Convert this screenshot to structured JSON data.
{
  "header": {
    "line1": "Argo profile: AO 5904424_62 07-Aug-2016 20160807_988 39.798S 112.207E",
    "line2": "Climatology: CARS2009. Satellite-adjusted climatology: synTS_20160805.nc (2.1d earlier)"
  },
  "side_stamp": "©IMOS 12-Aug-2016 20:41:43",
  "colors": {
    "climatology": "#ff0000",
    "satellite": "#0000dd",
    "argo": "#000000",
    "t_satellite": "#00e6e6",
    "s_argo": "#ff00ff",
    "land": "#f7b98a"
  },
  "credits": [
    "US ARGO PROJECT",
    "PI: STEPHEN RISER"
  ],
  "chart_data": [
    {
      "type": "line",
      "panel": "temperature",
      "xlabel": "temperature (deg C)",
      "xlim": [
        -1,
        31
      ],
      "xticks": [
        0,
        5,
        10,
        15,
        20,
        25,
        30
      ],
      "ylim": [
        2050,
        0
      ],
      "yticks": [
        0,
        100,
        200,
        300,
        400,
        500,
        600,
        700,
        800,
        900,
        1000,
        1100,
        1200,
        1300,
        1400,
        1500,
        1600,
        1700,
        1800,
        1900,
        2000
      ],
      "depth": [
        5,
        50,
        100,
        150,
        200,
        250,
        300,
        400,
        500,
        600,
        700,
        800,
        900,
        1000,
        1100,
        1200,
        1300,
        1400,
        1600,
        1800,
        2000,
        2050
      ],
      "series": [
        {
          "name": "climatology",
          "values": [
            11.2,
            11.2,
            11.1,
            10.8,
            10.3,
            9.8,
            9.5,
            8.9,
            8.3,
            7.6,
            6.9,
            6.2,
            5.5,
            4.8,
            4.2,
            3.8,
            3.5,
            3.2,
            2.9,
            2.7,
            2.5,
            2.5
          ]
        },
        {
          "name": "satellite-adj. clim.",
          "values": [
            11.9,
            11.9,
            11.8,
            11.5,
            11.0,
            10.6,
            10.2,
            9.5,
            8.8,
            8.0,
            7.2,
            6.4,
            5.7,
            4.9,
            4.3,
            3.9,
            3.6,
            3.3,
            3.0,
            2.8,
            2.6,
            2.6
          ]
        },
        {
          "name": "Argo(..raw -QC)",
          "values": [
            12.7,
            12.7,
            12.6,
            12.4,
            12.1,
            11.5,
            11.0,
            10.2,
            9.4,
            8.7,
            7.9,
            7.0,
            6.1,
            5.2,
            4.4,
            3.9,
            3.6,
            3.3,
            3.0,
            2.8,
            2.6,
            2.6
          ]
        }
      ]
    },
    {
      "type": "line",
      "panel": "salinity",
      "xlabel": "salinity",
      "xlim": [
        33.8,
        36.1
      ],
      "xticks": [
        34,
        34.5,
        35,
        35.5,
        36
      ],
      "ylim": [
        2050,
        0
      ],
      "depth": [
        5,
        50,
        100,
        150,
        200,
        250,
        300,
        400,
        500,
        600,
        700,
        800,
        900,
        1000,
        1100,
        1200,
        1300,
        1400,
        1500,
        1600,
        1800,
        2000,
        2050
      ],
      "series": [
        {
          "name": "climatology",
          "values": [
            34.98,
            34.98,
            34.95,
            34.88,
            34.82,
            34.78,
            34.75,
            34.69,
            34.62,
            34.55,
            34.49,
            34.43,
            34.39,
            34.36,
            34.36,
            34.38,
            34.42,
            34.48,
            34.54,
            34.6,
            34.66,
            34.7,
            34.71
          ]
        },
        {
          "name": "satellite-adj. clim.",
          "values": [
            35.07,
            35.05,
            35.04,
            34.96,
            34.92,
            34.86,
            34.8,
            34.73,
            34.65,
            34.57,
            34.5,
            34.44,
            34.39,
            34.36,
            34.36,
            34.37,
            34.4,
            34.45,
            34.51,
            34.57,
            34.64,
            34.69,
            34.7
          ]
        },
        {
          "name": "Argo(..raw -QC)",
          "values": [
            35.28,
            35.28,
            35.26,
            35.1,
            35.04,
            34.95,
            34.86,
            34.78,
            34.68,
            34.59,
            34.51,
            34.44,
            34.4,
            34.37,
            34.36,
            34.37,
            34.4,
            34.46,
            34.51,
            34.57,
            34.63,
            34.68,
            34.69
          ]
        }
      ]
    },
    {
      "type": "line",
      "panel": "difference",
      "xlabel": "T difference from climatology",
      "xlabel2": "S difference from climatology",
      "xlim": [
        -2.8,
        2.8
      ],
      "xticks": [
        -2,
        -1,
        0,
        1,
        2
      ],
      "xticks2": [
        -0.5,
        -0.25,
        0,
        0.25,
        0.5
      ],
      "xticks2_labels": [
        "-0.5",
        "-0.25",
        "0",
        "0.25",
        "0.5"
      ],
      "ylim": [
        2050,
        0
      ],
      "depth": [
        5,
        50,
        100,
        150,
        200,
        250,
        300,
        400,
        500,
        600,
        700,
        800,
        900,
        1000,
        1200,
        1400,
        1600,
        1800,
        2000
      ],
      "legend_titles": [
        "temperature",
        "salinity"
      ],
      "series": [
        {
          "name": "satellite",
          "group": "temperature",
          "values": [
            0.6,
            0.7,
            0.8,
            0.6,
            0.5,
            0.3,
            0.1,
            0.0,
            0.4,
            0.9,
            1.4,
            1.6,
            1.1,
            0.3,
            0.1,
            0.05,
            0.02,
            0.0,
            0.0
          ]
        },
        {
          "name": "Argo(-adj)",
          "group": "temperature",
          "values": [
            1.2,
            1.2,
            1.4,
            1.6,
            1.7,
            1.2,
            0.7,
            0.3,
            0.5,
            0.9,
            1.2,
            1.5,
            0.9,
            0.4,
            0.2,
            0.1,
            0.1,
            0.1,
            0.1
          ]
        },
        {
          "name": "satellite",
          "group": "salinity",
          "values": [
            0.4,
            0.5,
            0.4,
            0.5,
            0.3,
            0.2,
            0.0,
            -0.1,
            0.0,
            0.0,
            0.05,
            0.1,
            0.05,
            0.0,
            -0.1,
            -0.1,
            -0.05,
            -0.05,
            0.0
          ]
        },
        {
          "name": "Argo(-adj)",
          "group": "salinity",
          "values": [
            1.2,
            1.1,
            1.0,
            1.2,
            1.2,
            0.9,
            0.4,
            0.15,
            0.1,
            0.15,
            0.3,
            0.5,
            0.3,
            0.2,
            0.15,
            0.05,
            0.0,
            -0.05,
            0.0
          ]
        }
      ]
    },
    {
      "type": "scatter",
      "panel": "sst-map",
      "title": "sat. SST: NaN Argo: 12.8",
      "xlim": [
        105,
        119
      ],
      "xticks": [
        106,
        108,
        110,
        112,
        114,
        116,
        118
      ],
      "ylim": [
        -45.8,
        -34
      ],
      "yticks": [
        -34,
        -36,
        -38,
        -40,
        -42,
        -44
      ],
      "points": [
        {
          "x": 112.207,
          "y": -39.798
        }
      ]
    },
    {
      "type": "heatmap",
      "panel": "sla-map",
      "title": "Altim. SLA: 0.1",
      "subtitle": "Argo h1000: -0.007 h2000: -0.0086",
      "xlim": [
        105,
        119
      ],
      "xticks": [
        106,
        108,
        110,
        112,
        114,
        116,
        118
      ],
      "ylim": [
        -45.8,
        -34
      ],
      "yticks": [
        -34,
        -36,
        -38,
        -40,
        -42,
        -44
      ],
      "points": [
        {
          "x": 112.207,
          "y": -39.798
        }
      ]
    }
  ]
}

> DIRECTIVE: In the records above, find each line that holds the word "climatology"; copy all such lines.

> REPLY TO THE TASK:
    "line2": "Climatology: CARS2009. Satellite-adjusted climatology: synTS_20160805.nc (2.1d earlier)"
    "climatology": "#ff0000",
          "name": "climatology",
          "name": "climatology",
      "xlabel": "T difference from climatology",
      "xlabel2": "S difference from climatology",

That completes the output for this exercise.